> _Directions_
Give every line back verbatim, dropping all images.

> _Source material_

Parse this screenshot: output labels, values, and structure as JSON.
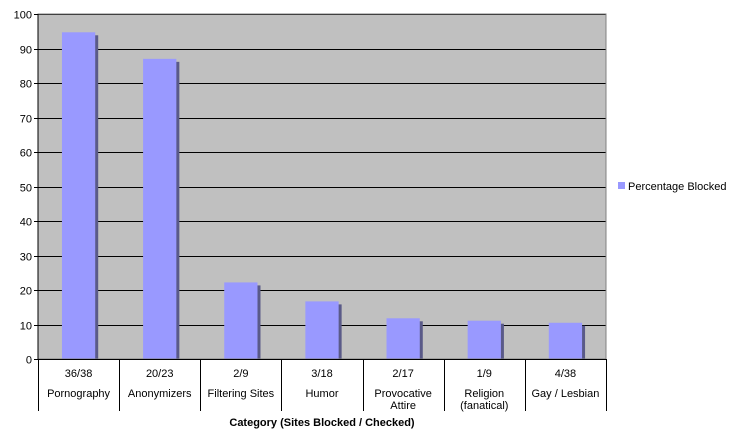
{
  "chart_data": {
    "type": "bar",
    "title": "",
    "xlabel": "Category (Sites Blocked / Checked)",
    "ylabel": "",
    "ylim": [
      0,
      100
    ],
    "yticks": [
      "0",
      "10",
      "20",
      "30",
      "40",
      "50",
      "60",
      "70",
      "80",
      "90",
      "100"
    ],
    "categories": [
      {
        "fraction": "36/38",
        "label": [
          "Pornography"
        ]
      },
      {
        "fraction": "20/23",
        "label": [
          "Anonymizers"
        ]
      },
      {
        "fraction": "2/9",
        "label": [
          "Filtering Sites"
        ]
      },
      {
        "fraction": "3/18",
        "label": [
          "Humor"
        ]
      },
      {
        "fraction": "2/17",
        "label": [
          "Provocative",
          "Attire"
        ]
      },
      {
        "fraction": "1/9",
        "label": [
          "Religion",
          "(fanatical)"
        ]
      },
      {
        "fraction": "4/38",
        "label": [
          "Gay / Lesbian"
        ]
      }
    ],
    "series": [
      {
        "name": "Percentage Blocked",
        "values": [
          94.7,
          87.0,
          22.2,
          16.7,
          11.8,
          11.1,
          10.5
        ]
      }
    ],
    "grid": true,
    "legend_position": "right",
    "colors": {
      "bar": "#9999ff",
      "bar_shadow": "#5a5a88",
      "plot_bg": "#c0c0c0",
      "grid": "#000000"
    }
  }
}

> _The response_
Parse this screenshot: output labels, values, and structure as JSON.
{
  "chart_data": {
    "type": "bar",
    "title": "",
    "xlabel": "Category (Sites Blocked / Checked)",
    "ylabel": "",
    "ylim": [
      0,
      100
    ],
    "yticks": [
      "0",
      "10",
      "20",
      "30",
      "40",
      "50",
      "60",
      "70",
      "80",
      "90",
      "100"
    ],
    "categories": [
      {
        "fraction": "36/38",
        "label": [
          "Pornography"
        ]
      },
      {
        "fraction": "20/23",
        "label": [
          "Anonymizers"
        ]
      },
      {
        "fraction": "2/9",
        "label": [
          "Filtering Sites"
        ]
      },
      {
        "fraction": "3/18",
        "label": [
          "Humor"
        ]
      },
      {
        "fraction": "2/17",
        "label": [
          "Provocative",
          "Attire"
        ]
      },
      {
        "fraction": "1/9",
        "label": [
          "Religion",
          "(fanatical)"
        ]
      },
      {
        "fraction": "4/38",
        "label": [
          "Gay / Lesbian"
        ]
      }
    ],
    "series": [
      {
        "name": "Percentage Blocked",
        "values": [
          94.7,
          87.0,
          22.2,
          16.7,
          11.8,
          11.1,
          10.5
        ]
      }
    ],
    "grid": true,
    "legend_position": "right",
    "colors": {
      "bar": "#9999ff",
      "bar_shadow": "#5a5a88",
      "plot_bg": "#c0c0c0",
      "grid": "#000000"
    }
  }
}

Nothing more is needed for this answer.